### Written task
Give every entry again, word for word and in full.

## begin Data shown

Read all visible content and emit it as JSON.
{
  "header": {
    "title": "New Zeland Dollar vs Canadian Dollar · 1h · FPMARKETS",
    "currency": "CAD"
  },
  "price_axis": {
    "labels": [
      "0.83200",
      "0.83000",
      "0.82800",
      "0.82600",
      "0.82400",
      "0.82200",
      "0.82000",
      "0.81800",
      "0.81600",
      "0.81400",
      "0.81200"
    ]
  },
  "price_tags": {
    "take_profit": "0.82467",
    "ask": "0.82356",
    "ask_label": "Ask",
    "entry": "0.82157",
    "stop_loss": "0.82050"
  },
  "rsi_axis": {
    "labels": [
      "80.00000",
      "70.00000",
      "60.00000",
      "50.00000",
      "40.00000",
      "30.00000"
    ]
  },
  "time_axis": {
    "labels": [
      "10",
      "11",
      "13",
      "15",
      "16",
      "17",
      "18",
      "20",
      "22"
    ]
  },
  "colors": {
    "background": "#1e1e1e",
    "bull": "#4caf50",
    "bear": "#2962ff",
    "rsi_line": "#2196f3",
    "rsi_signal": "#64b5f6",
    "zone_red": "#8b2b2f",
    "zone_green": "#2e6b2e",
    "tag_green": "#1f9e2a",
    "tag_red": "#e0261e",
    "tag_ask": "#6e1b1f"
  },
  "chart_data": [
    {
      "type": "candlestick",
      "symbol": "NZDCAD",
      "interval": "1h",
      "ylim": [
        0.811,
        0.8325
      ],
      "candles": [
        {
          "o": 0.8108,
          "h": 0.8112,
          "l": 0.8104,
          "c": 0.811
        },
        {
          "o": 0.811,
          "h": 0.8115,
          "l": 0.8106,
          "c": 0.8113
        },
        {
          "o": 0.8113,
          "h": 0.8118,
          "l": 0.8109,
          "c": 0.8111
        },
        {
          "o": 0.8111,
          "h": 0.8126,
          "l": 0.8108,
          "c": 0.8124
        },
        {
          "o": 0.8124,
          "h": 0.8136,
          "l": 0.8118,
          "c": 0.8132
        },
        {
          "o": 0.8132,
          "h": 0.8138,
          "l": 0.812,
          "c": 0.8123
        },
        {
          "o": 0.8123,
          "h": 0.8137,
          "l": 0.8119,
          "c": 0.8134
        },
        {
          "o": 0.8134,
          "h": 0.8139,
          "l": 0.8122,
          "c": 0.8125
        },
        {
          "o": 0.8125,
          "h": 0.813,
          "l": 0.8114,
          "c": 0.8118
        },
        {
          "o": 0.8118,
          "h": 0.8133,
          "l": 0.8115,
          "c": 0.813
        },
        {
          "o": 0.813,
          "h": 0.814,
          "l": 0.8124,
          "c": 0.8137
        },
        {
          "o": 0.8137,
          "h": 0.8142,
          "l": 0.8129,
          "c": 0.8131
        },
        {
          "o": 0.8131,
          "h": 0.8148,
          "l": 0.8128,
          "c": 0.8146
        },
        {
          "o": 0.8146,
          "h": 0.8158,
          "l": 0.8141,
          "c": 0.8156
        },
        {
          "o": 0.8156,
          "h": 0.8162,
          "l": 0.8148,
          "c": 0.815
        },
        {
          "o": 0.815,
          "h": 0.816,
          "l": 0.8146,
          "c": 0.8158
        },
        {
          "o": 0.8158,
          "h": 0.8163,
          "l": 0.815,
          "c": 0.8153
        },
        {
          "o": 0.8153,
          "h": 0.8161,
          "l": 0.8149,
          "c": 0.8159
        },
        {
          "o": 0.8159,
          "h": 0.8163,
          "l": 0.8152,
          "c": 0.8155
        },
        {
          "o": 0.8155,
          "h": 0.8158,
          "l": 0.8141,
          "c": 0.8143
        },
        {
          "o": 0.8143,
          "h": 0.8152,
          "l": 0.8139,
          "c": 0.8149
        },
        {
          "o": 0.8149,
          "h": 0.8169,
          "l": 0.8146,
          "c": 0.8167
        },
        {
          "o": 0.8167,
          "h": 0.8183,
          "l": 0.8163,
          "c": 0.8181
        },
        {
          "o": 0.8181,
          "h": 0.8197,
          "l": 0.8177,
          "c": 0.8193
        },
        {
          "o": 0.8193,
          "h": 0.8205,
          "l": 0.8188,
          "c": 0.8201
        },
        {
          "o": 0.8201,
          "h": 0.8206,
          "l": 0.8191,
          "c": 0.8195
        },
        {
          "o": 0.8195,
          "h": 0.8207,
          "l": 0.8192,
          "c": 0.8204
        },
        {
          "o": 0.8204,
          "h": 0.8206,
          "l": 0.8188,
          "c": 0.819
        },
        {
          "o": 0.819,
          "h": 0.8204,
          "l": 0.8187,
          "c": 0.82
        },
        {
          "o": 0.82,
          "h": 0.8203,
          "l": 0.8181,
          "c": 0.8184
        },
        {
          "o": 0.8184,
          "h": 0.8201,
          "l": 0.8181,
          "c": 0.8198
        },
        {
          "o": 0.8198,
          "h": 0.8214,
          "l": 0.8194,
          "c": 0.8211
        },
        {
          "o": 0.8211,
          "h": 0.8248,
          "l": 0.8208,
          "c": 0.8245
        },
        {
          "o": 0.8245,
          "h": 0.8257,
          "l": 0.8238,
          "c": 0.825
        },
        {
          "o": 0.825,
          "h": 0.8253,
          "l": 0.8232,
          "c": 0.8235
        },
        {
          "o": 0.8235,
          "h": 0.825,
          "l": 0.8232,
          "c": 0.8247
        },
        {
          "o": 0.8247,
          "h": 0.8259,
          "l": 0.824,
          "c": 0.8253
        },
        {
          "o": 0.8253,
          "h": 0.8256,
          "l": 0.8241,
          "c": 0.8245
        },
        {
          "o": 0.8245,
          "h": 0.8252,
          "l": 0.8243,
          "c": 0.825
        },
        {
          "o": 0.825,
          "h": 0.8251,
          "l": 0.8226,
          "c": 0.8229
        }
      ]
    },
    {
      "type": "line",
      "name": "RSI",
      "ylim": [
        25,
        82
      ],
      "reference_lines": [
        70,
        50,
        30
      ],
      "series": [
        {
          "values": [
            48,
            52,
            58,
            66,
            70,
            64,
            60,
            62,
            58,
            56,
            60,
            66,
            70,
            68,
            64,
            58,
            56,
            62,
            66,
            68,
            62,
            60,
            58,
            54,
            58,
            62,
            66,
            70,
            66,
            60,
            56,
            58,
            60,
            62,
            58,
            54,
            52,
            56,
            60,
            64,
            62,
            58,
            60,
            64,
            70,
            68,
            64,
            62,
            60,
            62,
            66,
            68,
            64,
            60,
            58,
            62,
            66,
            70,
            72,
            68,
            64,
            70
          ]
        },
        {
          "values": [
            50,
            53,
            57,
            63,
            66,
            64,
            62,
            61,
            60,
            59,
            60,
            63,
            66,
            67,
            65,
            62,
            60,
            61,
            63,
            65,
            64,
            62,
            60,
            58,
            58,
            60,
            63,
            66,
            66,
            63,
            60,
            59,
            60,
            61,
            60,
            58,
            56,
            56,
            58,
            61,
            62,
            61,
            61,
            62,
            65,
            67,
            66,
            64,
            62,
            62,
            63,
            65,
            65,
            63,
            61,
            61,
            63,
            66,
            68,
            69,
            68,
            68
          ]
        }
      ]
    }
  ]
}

## end Data shown

### Exercise output
Read all visible content and emit it as JSON.
{
  "header": {
    "title": "New Zeland Dollar vs Canadian Dollar · 1h · FPMARKETS",
    "currency": "CAD"
  },
  "price_axis": {
    "labels": [
      "0.83200",
      "0.83000",
      "0.82800",
      "0.82600",
      "0.82400",
      "0.82200",
      "0.82000",
      "0.81800",
      "0.81600",
      "0.81400",
      "0.81200"
    ]
  },
  "price_tags": {
    "take_profit": "0.82467",
    "ask": "0.82356",
    "ask_label": "Ask",
    "entry": "0.82157",
    "stop_loss": "0.82050"
  },
  "rsi_axis": {
    "labels": [
      "80.00000",
      "70.00000",
      "60.00000",
      "50.00000",
      "40.00000",
      "30.00000"
    ]
  },
  "time_axis": {
    "labels": [
      "10",
      "11",
      "13",
      "15",
      "16",
      "17",
      "18",
      "20",
      "22"
    ]
  },
  "colors": {
    "background": "#1e1e1e",
    "bull": "#4caf50",
    "bear": "#2962ff",
    "rsi_line": "#2196f3",
    "rsi_signal": "#64b5f6",
    "zone_red": "#8b2b2f",
    "zone_green": "#2e6b2e",
    "tag_green": "#1f9e2a",
    "tag_red": "#e0261e",
    "tag_ask": "#6e1b1f"
  },
  "chart_data": [
    {
      "type": "candlestick",
      "symbol": "NZDCAD",
      "interval": "1h",
      "ylim": [
        0.811,
        0.8325
      ],
      "candles": [
        {
          "o": 0.8108,
          "h": 0.8112,
          "l": 0.8104,
          "c": 0.811
        },
        {
          "o": 0.811,
          "h": 0.8115,
          "l": 0.8106,
          "c": 0.8113
        },
        {
          "o": 0.8113,
          "h": 0.8118,
          "l": 0.8109,
          "c": 0.8111
        },
        {
          "o": 0.8111,
          "h": 0.8126,
          "l": 0.8108,
          "c": 0.8124
        },
        {
          "o": 0.8124,
          "h": 0.8136,
          "l": 0.8118,
          "c": 0.8132
        },
        {
          "o": 0.8132,
          "h": 0.8138,
          "l": 0.812,
          "c": 0.8123
        },
        {
          "o": 0.8123,
          "h": 0.8137,
          "l": 0.8119,
          "c": 0.8134
        },
        {
          "o": 0.8134,
          "h": 0.8139,
          "l": 0.8122,
          "c": 0.8125
        },
        {
          "o": 0.8125,
          "h": 0.813,
          "l": 0.8114,
          "c": 0.8118
        },
        {
          "o": 0.8118,
          "h": 0.8133,
          "l": 0.8115,
          "c": 0.813
        },
        {
          "o": 0.813,
          "h": 0.814,
          "l": 0.8124,
          "c": 0.8137
        },
        {
          "o": 0.8137,
          "h": 0.8142,
          "l": 0.8129,
          "c": 0.8131
        },
        {
          "o": 0.8131,
          "h": 0.8148,
          "l": 0.8128,
          "c": 0.8146
        },
        {
          "o": 0.8146,
          "h": 0.8158,
          "l": 0.8141,
          "c": 0.8156
        },
        {
          "o": 0.8156,
          "h": 0.8162,
          "l": 0.8148,
          "c": 0.815
        },
        {
          "o": 0.815,
          "h": 0.816,
          "l": 0.8146,
          "c": 0.8158
        },
        {
          "o": 0.8158,
          "h": 0.8163,
          "l": 0.815,
          "c": 0.8153
        },
        {
          "o": 0.8153,
          "h": 0.8161,
          "l": 0.8149,
          "c": 0.8159
        },
        {
          "o": 0.8159,
          "h": 0.8163,
          "l": 0.8152,
          "c": 0.8155
        },
        {
          "o": 0.8155,
          "h": 0.8158,
          "l": 0.8141,
          "c": 0.8143
        },
        {
          "o": 0.8143,
          "h": 0.8152,
          "l": 0.8139,
          "c": 0.8149
        },
        {
          "o": 0.8149,
          "h": 0.8169,
          "l": 0.8146,
          "c": 0.8167
        },
        {
          "o": 0.8167,
          "h": 0.8183,
          "l": 0.8163,
          "c": 0.8181
        },
        {
          "o": 0.8181,
          "h": 0.8197,
          "l": 0.8177,
          "c": 0.8193
        },
        {
          "o": 0.8193,
          "h": 0.8205,
          "l": 0.8188,
          "c": 0.8201
        },
        {
          "o": 0.8201,
          "h": 0.8206,
          "l": 0.8191,
          "c": 0.8195
        },
        {
          "o": 0.8195,
          "h": 0.8207,
          "l": 0.8192,
          "c": 0.8204
        },
        {
          "o": 0.8204,
          "h": 0.8206,
          "l": 0.8188,
          "c": 0.819
        },
        {
          "o": 0.819,
          "h": 0.8204,
          "l": 0.8187,
          "c": 0.82
        },
        {
          "o": 0.82,
          "h": 0.8203,
          "l": 0.8181,
          "c": 0.8184
        },
        {
          "o": 0.8184,
          "h": 0.8201,
          "l": 0.8181,
          "c": 0.8198
        },
        {
          "o": 0.8198,
          "h": 0.8214,
          "l": 0.8194,
          "c": 0.8211
        },
        {
          "o": 0.8211,
          "h": 0.8248,
          "l": 0.8208,
          "c": 0.8245
        },
        {
          "o": 0.8245,
          "h": 0.8257,
          "l": 0.8238,
          "c": 0.825
        },
        {
          "o": 0.825,
          "h": 0.8253,
          "l": 0.8232,
          "c": 0.8235
        },
        {
          "o": 0.8235,
          "h": 0.825,
          "l": 0.8232,
          "c": 0.8247
        },
        {
          "o": 0.8247,
          "h": 0.8259,
          "l": 0.824,
          "c": 0.8253
        },
        {
          "o": 0.8253,
          "h": 0.8256,
          "l": 0.8241,
          "c": 0.8245
        },
        {
          "o": 0.8245,
          "h": 0.8252,
          "l": 0.8243,
          "c": 0.825
        },
        {
          "o": 0.825,
          "h": 0.8251,
          "l": 0.8226,
          "c": 0.8229
        }
      ]
    },
    {
      "type": "line",
      "name": "RSI",
      "ylim": [
        25,
        82
      ],
      "reference_lines": [
        70,
        50,
        30
      ],
      "series": [
        {
          "values": [
            48,
            52,
            58,
            66,
            70,
            64,
            60,
            62,
            58,
            56,
            60,
            66,
            70,
            68,
            64,
            58,
            56,
            62,
            66,
            68,
            62,
            60,
            58,
            54,
            58,
            62,
            66,
            70,
            66,
            60,
            56,
            58,
            60,
            62,
            58,
            54,
            52,
            56,
            60,
            64,
            62,
            58,
            60,
            64,
            70,
            68,
            64,
            62,
            60,
            62,
            66,
            68,
            64,
            60,
            58,
            62,
            66,
            70,
            72,
            68,
            64,
            70
          ]
        },
        {
          "values": [
            50,
            53,
            57,
            63,
            66,
            64,
            62,
            61,
            60,
            59,
            60,
            63,
            66,
            67,
            65,
            62,
            60,
            61,
            63,
            65,
            64,
            62,
            60,
            58,
            58,
            60,
            63,
            66,
            66,
            63,
            60,
            59,
            60,
            61,
            60,
            58,
            56,
            56,
            58,
            61,
            62,
            61,
            61,
            62,
            65,
            67,
            66,
            64,
            62,
            62,
            63,
            65,
            65,
            63,
            61,
            61,
            63,
            66,
            68,
            69,
            68,
            68
          ]
        }
      ]
    }
  ]
}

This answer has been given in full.